Exercise: Each entry must appear again exactly as it does in the source.

═════ Input for this task

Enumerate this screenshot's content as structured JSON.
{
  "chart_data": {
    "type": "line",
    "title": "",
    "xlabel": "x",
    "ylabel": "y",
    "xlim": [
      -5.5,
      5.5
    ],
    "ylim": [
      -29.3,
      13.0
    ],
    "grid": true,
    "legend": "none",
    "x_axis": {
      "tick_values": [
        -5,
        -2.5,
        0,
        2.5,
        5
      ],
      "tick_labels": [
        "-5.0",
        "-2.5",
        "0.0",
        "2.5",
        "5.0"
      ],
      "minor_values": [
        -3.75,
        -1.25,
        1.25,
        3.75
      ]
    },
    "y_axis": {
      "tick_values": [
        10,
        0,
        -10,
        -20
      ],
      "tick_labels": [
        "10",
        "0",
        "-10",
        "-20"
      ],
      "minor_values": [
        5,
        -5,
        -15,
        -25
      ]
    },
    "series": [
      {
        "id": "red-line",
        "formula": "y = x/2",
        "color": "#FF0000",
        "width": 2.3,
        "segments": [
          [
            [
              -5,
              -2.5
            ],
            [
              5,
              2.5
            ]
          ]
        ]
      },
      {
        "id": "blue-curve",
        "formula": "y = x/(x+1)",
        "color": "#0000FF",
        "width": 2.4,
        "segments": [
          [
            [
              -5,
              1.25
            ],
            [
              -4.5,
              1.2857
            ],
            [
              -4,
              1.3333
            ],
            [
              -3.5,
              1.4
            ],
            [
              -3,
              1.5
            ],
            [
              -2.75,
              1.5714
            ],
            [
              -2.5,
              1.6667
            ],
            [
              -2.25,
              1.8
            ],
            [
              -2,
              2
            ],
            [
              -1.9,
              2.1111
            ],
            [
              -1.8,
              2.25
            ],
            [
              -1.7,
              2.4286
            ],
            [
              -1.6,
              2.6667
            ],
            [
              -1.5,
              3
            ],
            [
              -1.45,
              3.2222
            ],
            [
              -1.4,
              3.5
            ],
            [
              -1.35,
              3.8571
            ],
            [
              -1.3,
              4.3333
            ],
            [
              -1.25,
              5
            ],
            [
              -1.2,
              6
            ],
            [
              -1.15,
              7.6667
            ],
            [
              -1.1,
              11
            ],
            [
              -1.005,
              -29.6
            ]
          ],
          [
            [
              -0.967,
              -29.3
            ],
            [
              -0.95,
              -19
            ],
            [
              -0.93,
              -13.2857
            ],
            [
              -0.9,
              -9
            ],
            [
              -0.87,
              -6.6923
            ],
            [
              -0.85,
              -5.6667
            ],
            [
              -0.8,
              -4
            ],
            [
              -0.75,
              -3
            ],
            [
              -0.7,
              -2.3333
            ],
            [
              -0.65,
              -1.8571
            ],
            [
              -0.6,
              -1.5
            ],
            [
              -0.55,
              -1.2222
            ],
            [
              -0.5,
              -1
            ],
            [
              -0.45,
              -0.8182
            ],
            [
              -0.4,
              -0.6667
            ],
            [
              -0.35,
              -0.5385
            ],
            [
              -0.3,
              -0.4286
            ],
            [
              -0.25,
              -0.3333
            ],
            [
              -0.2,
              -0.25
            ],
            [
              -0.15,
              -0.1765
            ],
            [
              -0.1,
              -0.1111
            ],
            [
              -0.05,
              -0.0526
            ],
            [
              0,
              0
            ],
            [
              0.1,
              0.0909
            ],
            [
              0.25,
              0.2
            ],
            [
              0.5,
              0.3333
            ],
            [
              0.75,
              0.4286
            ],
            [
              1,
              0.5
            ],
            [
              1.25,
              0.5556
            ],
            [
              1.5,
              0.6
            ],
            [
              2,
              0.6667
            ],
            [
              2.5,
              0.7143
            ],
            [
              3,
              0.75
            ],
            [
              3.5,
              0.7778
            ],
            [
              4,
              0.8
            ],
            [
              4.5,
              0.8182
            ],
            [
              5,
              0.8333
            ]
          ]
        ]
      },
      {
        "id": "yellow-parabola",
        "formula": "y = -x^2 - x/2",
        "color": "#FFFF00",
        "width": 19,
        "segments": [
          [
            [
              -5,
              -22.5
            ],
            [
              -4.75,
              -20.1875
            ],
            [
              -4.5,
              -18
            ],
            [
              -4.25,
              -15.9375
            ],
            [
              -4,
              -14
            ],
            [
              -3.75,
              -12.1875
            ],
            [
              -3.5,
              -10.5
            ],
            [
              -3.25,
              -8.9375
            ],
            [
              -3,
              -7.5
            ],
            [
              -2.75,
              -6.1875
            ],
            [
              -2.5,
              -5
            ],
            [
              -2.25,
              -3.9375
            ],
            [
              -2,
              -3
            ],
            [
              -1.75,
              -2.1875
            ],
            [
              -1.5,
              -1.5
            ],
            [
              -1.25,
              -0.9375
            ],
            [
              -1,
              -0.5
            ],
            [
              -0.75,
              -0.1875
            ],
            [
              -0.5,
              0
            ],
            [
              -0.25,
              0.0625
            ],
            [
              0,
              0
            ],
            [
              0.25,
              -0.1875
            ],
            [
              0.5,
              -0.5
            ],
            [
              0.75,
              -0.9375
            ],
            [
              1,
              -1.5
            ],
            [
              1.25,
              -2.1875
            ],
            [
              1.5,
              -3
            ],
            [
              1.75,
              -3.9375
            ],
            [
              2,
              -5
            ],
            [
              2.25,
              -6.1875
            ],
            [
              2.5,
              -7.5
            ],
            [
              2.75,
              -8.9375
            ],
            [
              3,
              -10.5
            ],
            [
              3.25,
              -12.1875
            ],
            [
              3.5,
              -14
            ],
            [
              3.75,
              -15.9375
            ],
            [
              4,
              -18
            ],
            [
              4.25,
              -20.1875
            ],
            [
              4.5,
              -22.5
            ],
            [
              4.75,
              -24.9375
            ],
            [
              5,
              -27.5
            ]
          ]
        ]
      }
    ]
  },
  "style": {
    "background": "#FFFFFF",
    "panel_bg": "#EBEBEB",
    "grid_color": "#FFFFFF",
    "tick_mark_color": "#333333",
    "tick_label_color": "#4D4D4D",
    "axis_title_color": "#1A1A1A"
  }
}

══════════

Answer to the exercise:
Enumerate this screenshot's content as structured JSON.
{
  "chart_data": {
    "type": "line",
    "title": "",
    "xlabel": "x",
    "ylabel": "y",
    "xlim": [
      -5.5,
      5.5
    ],
    "ylim": [
      -29.3,
      13.0
    ],
    "grid": true,
    "legend": "none",
    "x_axis": {
      "tick_values": [
        -5,
        -2.5,
        0,
        2.5,
        5
      ],
      "tick_labels": [
        "-5.0",
        "-2.5",
        "0.0",
        "2.5",
        "5.0"
      ],
      "minor_values": [
        -3.75,
        -1.25,
        1.25,
        3.75
      ]
    },
    "y_axis": {
      "tick_values": [
        10,
        0,
        -10,
        -20
      ],
      "tick_labels": [
        "10",
        "0",
        "-10",
        "-20"
      ],
      "minor_values": [
        5,
        -5,
        -15,
        -25
      ]
    },
    "series": [
      {
        "id": "red-line",
        "formula": "y = x/2",
        "color": "#FF0000",
        "width": 2.3,
        "segments": [
          [
            [
              -5,
              -2.5
            ],
            [
              5,
              2.5
            ]
          ]
        ]
      },
      {
        "id": "blue-curve",
        "formula": "y = x/(x+1)",
        "color": "#0000FF",
        "width": 2.4,
        "segments": [
          [
            [
              -5,
              1.25
            ],
            [
              -4.5,
              1.2857
            ],
            [
              -4,
              1.3333
            ],
            [
              -3.5,
              1.4
            ],
            [
              -3,
              1.5
            ],
            [
              -2.75,
              1.5714
            ],
            [
              -2.5,
              1.6667
            ],
            [
              -2.25,
              1.8
            ],
            [
              -2,
              2
            ],
            [
              -1.9,
              2.1111
            ],
            [
              -1.8,
              2.25
            ],
            [
              -1.7,
              2.4286
            ],
            [
              -1.6,
              2.6667
            ],
            [
              -1.5,
              3
            ],
            [
              -1.45,
              3.2222
            ],
            [
              -1.4,
              3.5
            ],
            [
              -1.35,
              3.8571
            ],
            [
              -1.3,
              4.3333
            ],
            [
              -1.25,
              5
            ],
            [
              -1.2,
              6
            ],
            [
              -1.15,
              7.6667
            ],
            [
              -1.1,
              11
            ],
            [
              -1.005,
              -29.6
            ]
          ],
          [
            [
              -0.967,
              -29.3
            ],
            [
              -0.95,
              -19
            ],
            [
              -0.93,
              -13.2857
            ],
            [
              -0.9,
              -9
            ],
            [
              -0.87,
              -6.6923
            ],
            [
              -0.85,
              -5.6667
            ],
            [
              -0.8,
              -4
            ],
            [
              -0.75,
              -3
            ],
            [
              -0.7,
              -2.3333
            ],
            [
              -0.65,
              -1.8571
            ],
            [
              -0.6,
              -1.5
            ],
            [
              -0.55,
              -1.2222
            ],
            [
              -0.5,
              -1
            ],
            [
              -0.45,
              -0.8182
            ],
            [
              -0.4,
              -0.6667
            ],
            [
              -0.35,
              -0.5385
            ],
            [
              -0.3,
              -0.4286
            ],
            [
              -0.25,
              -0.3333
            ],
            [
              -0.2,
              -0.25
            ],
            [
              -0.15,
              -0.1765
            ],
            [
              -0.1,
              -0.1111
            ],
            [
              -0.05,
              -0.0526
            ],
            [
              0,
              0
            ],
            [
              0.1,
              0.0909
            ],
            [
              0.25,
              0.2
            ],
            [
              0.5,
              0.3333
            ],
            [
              0.75,
              0.4286
            ],
            [
              1,
              0.5
            ],
            [
              1.25,
              0.5556
            ],
            [
              1.5,
              0.6
            ],
            [
              2,
              0.6667
            ],
            [
              2.5,
              0.7143
            ],
            [
              3,
              0.75
            ],
            [
              3.5,
              0.7778
            ],
            [
              4,
              0.8
            ],
            [
              4.5,
              0.8182
            ],
            [
              5,
              0.8333
            ]
          ]
        ]
      },
      {
        "id": "yellow-parabola",
        "formula": "y = -x^2 - x/2",
        "color": "#FFFF00",
        "width": 19,
        "segments": [
          [
            [
              -5,
              -22.5
            ],
            [
              -4.75,
              -20.1875
            ],
            [
              -4.5,
              -18
            ],
            [
              -4.25,
              -15.9375
            ],
            [
              -4,
              -14
            ],
            [
              -3.75,
              -12.1875
            ],
            [
              -3.5,
              -10.5
            ],
            [
              -3.25,
              -8.9375
            ],
            [
              -3,
              -7.5
            ],
            [
              -2.75,
              -6.1875
            ],
            [
              -2.5,
              -5
            ],
            [
              -2.25,
              -3.9375
            ],
            [
              -2,
              -3
            ],
            [
              -1.75,
              -2.1875
            ],
            [
              -1.5,
              -1.5
            ],
            [
              -1.25,
              -0.9375
            ],
            [
              -1,
              -0.5
            ],
            [
              -0.75,
              -0.1875
            ],
            [
              -0.5,
              0
            ],
            [
              -0.25,
              0.0625
            ],
            [
              0,
              0
            ],
            [
              0.25,
              -0.1875
            ],
            [
              0.5,
              -0.5
            ],
            [
              0.75,
              -0.9375
            ],
            [
              1,
              -1.5
            ],
            [
              1.25,
              -2.1875
            ],
            [
              1.5,
              -3
            ],
            [
              1.75,
              -3.9375
            ],
            [
              2,
              -5
            ],
            [
              2.25,
              -6.1875
            ],
            [
              2.5,
              -7.5
            ],
            [
              2.75,
              -8.9375
            ],
            [
              3,
              -10.5
            ],
            [
              3.25,
              -12.1875
            ],
            [
              3.5,
              -14
            ],
            [
              3.75,
              -15.9375
            ],
            [
              4,
              -18
            ],
            [
              4.25,
              -20.1875
            ],
            [
              4.5,
              -22.5
            ],
            [
              4.75,
              -24.9375
            ],
            [
              5,
              -27.5
            ]
          ]
        ]
      }
    ]
  },
  "style": {
    "background": "#FFFFFF",
    "panel_bg": "#EBEBEB",
    "grid_color": "#FFFFFF",
    "tick_mark_color": "#333333",
    "tick_label_color": "#4D4D4D",
    "axis_title_color": "#1A1A1A"
  }
}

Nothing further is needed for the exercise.